**Aim of the exercise:** Render the material again word for word, skipping the pictures in it.

>> BEGIN Task material

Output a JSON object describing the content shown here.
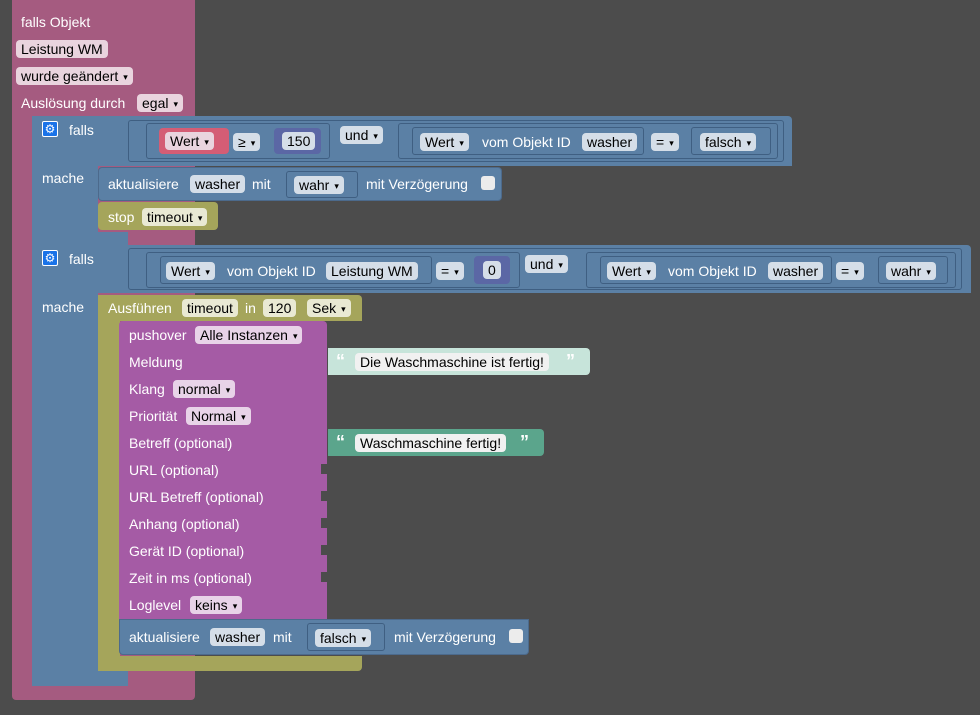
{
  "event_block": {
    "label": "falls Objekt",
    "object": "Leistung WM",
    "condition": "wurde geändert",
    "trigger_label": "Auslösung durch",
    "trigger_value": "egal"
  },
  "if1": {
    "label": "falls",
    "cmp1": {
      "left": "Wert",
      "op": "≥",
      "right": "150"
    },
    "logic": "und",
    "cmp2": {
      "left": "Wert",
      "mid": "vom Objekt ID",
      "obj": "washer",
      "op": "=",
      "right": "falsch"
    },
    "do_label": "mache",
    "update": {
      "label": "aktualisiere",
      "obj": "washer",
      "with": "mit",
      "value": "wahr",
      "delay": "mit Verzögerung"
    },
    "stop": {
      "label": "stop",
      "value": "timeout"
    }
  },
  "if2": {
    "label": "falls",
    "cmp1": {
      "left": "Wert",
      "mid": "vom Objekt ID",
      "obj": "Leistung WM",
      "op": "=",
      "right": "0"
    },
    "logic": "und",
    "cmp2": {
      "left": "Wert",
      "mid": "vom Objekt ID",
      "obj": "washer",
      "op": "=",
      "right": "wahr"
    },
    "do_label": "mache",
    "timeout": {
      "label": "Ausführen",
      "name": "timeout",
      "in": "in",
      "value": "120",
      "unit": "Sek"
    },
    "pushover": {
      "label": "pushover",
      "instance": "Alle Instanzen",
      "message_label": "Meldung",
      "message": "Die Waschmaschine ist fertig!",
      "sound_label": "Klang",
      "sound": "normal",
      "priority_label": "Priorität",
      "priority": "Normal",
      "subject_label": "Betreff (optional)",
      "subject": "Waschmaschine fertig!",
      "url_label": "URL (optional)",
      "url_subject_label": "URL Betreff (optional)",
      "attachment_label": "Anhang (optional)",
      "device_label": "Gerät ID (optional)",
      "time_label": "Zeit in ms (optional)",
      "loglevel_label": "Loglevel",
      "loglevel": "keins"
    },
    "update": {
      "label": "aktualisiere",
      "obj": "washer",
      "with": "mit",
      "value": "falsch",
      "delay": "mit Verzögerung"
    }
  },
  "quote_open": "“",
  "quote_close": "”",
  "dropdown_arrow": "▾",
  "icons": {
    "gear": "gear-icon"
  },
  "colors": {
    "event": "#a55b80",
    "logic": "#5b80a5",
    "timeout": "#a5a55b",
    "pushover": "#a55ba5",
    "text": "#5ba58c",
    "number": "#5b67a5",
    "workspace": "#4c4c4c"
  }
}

>> END Task material

**Response to this task:**
Output a JSON object describing the content shown here.
{
  "event_block": {
    "label": "falls Objekt",
    "object": "Leistung WM",
    "condition": "wurde geändert",
    "trigger_label": "Auslösung durch",
    "trigger_value": "egal"
  },
  "if1": {
    "label": "falls",
    "cmp1": {
      "left": "Wert",
      "op": "≥",
      "right": "150"
    },
    "logic": "und",
    "cmp2": {
      "left": "Wert",
      "mid": "vom Objekt ID",
      "obj": "washer",
      "op": "=",
      "right": "falsch"
    },
    "do_label": "mache",
    "update": {
      "label": "aktualisiere",
      "obj": "washer",
      "with": "mit",
      "value": "wahr",
      "delay": "mit Verzögerung"
    },
    "stop": {
      "label": "stop",
      "value": "timeout"
    }
  },
  "if2": {
    "label": "falls",
    "cmp1": {
      "left": "Wert",
      "mid": "vom Objekt ID",
      "obj": "Leistung WM",
      "op": "=",
      "right": "0"
    },
    "logic": "und",
    "cmp2": {
      "left": "Wert",
      "mid": "vom Objekt ID",
      "obj": "washer",
      "op": "=",
      "right": "wahr"
    },
    "do_label": "mache",
    "timeout": {
      "label": "Ausführen",
      "name": "timeout",
      "in": "in",
      "value": "120",
      "unit": "Sek"
    },
    "pushover": {
      "label": "pushover",
      "instance": "Alle Instanzen",
      "message_label": "Meldung",
      "message": "Die Waschmaschine ist fertig!",
      "sound_label": "Klang",
      "sound": "normal",
      "priority_label": "Priorität",
      "priority": "Normal",
      "subject_label": "Betreff (optional)",
      "subject": "Waschmaschine fertig!",
      "url_label": "URL (optional)",
      "url_subject_label": "URL Betreff (optional)",
      "attachment_label": "Anhang (optional)",
      "device_label": "Gerät ID (optional)",
      "time_label": "Zeit in ms (optional)",
      "loglevel_label": "Loglevel",
      "loglevel": "keins"
    },
    "update": {
      "label": "aktualisiere",
      "obj": "washer",
      "with": "mit",
      "value": "falsch",
      "delay": "mit Verzögerung"
    }
  },
  "quote_open": "“",
  "quote_close": "”",
  "dropdown_arrow": "▾",
  "icons": {
    "gear": "gear-icon"
  },
  "colors": {
    "event": "#a55b80",
    "logic": "#5b80a5",
    "timeout": "#a5a55b",
    "pushover": "#a55ba5",
    "text": "#5ba58c",
    "number": "#5b67a5",
    "workspace": "#4c4c4c"
  }
}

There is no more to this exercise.